WHAT IS BEING ASKED: Return each line containing "Bore".

** Start of INPUT ROWS **

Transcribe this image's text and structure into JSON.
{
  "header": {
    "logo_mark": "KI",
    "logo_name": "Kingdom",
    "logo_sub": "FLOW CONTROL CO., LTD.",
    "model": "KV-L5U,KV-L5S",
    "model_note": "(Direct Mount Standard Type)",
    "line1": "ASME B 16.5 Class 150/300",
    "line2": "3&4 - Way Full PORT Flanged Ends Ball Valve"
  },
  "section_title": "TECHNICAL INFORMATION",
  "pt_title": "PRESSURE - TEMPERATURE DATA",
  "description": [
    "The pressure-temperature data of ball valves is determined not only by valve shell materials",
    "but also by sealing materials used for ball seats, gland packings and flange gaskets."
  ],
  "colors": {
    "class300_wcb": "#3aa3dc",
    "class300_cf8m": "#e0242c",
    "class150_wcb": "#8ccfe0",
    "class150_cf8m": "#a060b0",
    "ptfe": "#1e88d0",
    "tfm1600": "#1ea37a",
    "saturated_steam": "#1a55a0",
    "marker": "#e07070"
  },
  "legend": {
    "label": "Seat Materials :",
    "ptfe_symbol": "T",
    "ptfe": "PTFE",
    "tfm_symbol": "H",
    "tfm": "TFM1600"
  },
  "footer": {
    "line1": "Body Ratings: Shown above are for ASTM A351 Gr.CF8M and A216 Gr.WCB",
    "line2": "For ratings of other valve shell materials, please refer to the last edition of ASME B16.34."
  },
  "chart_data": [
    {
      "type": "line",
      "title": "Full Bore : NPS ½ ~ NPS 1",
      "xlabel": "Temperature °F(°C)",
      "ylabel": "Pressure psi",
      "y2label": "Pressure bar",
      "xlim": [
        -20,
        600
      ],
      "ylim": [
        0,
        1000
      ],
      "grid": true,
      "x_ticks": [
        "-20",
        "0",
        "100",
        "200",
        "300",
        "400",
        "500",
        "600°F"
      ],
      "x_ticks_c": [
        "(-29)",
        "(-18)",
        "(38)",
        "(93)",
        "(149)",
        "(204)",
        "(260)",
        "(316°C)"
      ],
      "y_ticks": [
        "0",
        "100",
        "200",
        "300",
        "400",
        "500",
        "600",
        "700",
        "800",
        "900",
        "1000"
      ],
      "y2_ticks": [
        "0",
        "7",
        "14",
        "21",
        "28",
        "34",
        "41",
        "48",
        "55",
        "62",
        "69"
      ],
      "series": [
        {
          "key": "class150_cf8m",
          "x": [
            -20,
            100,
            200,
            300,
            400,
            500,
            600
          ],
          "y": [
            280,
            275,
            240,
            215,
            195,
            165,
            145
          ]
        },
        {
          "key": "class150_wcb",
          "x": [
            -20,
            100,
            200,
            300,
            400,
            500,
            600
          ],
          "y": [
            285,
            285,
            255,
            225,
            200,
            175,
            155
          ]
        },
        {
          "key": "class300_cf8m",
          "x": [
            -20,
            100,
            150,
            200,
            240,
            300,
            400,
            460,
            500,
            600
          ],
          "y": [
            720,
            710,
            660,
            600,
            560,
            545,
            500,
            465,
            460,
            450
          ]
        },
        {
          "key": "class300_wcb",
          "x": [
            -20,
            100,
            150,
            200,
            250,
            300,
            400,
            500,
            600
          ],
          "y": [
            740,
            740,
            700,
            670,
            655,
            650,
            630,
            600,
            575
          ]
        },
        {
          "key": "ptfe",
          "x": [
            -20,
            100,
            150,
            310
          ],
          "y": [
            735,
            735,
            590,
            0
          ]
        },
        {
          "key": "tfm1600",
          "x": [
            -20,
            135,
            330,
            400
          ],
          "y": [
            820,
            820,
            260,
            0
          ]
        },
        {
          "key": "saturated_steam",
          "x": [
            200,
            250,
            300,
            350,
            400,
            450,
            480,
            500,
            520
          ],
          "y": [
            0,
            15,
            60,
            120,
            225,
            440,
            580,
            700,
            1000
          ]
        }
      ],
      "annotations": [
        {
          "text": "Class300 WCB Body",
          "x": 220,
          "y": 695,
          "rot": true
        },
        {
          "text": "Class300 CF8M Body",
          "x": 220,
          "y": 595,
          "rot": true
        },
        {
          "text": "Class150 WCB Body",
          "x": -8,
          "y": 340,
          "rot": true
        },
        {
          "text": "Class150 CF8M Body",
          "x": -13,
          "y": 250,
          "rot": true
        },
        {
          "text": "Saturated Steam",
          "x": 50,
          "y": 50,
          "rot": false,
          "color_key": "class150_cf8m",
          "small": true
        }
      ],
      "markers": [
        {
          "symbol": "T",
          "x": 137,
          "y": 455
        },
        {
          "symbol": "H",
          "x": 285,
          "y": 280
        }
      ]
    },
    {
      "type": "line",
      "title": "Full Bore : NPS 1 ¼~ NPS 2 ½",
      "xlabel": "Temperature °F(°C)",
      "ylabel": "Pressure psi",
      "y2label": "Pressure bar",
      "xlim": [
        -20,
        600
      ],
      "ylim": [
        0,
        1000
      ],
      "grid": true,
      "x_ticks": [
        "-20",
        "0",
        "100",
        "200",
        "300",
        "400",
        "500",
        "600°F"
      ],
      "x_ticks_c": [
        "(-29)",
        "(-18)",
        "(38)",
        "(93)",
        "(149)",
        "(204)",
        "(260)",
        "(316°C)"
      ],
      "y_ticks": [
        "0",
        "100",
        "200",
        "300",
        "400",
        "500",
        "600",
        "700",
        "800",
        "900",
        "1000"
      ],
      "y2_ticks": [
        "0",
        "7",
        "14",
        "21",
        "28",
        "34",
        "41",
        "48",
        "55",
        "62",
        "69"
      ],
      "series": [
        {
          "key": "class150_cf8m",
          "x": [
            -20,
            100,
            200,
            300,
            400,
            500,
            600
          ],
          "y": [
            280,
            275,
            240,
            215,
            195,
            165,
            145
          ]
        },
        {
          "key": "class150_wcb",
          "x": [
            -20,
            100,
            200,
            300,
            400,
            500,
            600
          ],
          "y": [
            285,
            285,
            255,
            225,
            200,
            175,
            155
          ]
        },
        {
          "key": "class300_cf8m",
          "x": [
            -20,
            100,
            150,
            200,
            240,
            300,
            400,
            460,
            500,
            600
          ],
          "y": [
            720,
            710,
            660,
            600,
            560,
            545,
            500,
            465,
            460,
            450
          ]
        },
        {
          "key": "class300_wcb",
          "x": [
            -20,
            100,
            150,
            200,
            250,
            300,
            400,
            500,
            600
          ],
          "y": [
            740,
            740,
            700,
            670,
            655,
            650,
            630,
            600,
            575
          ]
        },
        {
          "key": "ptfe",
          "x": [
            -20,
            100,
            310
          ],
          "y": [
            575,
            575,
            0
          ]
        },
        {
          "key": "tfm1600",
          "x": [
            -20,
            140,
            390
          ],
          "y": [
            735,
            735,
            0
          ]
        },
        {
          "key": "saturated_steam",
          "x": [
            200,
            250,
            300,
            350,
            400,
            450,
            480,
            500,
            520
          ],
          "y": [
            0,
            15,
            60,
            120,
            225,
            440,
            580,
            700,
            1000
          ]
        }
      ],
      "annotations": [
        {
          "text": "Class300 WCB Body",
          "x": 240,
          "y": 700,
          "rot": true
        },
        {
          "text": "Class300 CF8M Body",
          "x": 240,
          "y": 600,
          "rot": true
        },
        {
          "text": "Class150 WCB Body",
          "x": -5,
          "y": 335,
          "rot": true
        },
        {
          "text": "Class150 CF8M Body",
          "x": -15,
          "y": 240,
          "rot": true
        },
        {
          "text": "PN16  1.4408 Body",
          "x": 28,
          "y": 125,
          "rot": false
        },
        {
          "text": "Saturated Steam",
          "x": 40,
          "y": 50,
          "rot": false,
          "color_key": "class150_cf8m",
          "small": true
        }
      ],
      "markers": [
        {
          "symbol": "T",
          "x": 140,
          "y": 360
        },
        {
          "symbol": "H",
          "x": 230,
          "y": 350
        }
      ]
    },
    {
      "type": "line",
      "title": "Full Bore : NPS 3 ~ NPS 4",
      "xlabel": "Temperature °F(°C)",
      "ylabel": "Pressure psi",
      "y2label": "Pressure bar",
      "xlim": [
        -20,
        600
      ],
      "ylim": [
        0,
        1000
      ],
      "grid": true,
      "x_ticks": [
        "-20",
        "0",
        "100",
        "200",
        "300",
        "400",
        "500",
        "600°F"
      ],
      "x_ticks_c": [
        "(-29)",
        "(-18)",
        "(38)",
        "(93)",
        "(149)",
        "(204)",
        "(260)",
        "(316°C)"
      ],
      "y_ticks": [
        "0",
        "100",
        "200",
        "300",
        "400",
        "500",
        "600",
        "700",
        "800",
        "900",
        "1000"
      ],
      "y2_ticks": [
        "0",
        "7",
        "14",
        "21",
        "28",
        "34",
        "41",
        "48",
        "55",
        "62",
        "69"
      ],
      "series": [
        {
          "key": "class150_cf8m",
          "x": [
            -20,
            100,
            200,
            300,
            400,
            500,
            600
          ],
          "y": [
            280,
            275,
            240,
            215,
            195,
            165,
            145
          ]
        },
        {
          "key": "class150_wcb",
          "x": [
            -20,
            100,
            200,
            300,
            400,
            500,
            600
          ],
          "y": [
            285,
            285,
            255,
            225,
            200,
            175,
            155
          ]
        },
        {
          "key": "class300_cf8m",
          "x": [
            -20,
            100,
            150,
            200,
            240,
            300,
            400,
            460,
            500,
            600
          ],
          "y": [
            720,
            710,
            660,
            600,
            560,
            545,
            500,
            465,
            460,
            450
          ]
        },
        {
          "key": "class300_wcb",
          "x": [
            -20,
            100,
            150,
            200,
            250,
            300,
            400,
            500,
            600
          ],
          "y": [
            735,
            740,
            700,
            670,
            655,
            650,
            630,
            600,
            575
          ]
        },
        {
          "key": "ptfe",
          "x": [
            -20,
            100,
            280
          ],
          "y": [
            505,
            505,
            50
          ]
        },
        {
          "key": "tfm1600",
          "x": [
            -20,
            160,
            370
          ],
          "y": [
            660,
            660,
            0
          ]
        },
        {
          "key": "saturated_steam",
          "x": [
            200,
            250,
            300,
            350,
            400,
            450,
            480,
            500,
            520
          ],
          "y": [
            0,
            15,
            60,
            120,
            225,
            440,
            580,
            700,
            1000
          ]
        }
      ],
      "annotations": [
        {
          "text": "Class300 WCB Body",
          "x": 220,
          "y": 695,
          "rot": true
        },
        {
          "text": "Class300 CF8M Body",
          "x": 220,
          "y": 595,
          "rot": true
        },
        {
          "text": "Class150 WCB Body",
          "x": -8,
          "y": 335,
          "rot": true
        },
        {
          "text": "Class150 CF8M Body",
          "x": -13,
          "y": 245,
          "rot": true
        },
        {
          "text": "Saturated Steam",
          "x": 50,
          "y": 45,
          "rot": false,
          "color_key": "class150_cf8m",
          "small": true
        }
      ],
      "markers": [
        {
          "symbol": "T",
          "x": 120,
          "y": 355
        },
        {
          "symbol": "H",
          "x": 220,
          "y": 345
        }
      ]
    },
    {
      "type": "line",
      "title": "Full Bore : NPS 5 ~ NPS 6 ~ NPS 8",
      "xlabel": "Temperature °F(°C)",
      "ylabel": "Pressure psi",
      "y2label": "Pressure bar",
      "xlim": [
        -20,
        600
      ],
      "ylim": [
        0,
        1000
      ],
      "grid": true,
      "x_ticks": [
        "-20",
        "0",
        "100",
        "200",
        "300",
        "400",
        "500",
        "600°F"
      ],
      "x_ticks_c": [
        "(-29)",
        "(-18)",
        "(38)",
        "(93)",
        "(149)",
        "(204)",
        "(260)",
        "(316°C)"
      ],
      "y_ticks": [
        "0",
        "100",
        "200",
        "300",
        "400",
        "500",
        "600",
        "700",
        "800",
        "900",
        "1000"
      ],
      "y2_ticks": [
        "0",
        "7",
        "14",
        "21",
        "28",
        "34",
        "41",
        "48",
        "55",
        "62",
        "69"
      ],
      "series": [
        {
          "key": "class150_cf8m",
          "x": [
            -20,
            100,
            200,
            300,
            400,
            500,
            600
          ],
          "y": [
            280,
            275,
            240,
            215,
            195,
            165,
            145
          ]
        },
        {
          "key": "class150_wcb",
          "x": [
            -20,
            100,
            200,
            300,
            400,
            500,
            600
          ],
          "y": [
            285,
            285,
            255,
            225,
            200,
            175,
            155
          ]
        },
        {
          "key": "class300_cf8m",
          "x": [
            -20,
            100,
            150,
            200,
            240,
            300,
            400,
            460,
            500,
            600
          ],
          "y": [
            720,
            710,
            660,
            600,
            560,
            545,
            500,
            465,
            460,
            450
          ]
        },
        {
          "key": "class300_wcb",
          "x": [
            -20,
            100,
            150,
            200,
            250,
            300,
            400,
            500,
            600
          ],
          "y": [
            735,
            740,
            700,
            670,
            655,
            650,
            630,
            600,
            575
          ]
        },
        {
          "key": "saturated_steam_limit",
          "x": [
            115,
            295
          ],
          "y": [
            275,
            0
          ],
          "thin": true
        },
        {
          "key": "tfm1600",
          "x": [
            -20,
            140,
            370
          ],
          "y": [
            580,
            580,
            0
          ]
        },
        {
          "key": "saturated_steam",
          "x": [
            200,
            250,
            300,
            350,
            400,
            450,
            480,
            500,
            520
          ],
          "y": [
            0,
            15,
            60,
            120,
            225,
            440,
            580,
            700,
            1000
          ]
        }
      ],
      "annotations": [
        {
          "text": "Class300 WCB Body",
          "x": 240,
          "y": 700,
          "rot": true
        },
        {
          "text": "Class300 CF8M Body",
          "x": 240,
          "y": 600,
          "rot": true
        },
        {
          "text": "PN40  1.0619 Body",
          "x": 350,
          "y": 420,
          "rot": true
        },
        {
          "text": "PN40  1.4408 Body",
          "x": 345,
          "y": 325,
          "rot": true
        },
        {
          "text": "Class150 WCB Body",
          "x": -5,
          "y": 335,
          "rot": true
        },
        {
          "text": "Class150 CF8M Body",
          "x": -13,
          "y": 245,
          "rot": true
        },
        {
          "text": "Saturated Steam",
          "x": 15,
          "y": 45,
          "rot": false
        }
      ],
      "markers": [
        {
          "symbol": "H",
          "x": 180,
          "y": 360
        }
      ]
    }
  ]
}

** End of INPUT ROWS **

SOLUTION TO THIS TASK:
      "title": "Full Bore : NPS ½ ~ NPS 1",
      "title": "Full Bore : NPS 1 ¼~ NPS 2 ½",
      "title": "Full Bore : NPS 3 ~ NPS 4",
      "title": "Full Bore : NPS 5 ~ NPS 6 ~ NPS 8",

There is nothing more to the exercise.